[Begin]
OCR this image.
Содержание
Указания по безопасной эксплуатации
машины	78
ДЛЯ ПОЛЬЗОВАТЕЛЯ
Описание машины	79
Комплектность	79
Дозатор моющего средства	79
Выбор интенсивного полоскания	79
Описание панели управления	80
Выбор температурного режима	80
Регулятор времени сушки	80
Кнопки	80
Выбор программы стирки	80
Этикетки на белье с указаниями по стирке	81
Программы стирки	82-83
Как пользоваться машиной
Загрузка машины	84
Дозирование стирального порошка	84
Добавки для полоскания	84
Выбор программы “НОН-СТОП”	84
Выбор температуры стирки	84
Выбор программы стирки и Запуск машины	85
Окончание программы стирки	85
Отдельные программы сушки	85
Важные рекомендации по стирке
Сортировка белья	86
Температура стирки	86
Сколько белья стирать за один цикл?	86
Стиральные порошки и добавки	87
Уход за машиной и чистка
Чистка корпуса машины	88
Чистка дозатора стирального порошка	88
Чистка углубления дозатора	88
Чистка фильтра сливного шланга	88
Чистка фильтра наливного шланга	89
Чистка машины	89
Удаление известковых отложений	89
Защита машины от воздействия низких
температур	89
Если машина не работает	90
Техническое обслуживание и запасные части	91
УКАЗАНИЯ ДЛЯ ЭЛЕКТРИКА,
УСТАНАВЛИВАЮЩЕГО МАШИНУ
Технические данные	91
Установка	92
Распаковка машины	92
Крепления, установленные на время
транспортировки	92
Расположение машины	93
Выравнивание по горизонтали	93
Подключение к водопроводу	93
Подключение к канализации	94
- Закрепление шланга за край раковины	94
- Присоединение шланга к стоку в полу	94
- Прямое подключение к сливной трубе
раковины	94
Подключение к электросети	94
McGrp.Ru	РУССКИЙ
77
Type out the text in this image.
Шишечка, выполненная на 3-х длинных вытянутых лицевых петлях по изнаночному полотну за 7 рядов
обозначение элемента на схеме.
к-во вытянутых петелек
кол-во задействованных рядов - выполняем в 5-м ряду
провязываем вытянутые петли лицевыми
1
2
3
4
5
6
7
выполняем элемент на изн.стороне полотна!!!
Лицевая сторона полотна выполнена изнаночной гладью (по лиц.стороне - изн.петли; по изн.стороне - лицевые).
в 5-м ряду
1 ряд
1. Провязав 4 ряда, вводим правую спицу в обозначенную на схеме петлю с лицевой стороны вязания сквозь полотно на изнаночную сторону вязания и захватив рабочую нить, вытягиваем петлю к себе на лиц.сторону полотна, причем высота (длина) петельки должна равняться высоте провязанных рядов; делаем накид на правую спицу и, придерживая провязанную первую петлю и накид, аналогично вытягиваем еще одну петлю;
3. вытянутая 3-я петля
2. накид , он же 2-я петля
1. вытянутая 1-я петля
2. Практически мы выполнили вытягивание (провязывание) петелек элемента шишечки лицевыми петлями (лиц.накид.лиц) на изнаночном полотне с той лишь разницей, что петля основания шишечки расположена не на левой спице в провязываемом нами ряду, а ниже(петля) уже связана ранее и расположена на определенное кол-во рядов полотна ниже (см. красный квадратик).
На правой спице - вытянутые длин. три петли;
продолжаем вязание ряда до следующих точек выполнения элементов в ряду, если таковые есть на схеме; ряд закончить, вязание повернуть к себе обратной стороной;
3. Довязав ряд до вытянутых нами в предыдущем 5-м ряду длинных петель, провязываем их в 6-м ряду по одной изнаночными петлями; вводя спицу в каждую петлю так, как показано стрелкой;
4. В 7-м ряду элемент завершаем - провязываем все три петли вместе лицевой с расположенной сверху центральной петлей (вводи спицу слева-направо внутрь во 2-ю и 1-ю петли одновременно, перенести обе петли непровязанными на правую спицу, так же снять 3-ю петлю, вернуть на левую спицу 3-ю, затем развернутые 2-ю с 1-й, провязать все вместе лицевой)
[End]
GIVEN TASK> Gather every line from the entries above where the word "петелек" appears, and copy them.

FINAL RESULT>
к-во вытянутых петелек
2. Практически мы выполнили вытягивание (провязывание) петелек элемента шишечки лицевыми петлями (лиц.накид.лиц) на изнаночном полотне с той лишь разницей, что петля основания шишечки расположена не на левой спице в провязываемом нами ряду, а ниже(петля) уже связана ранее и расположена на определенное кол-во рядов полотна ниже (см. красный квадратик).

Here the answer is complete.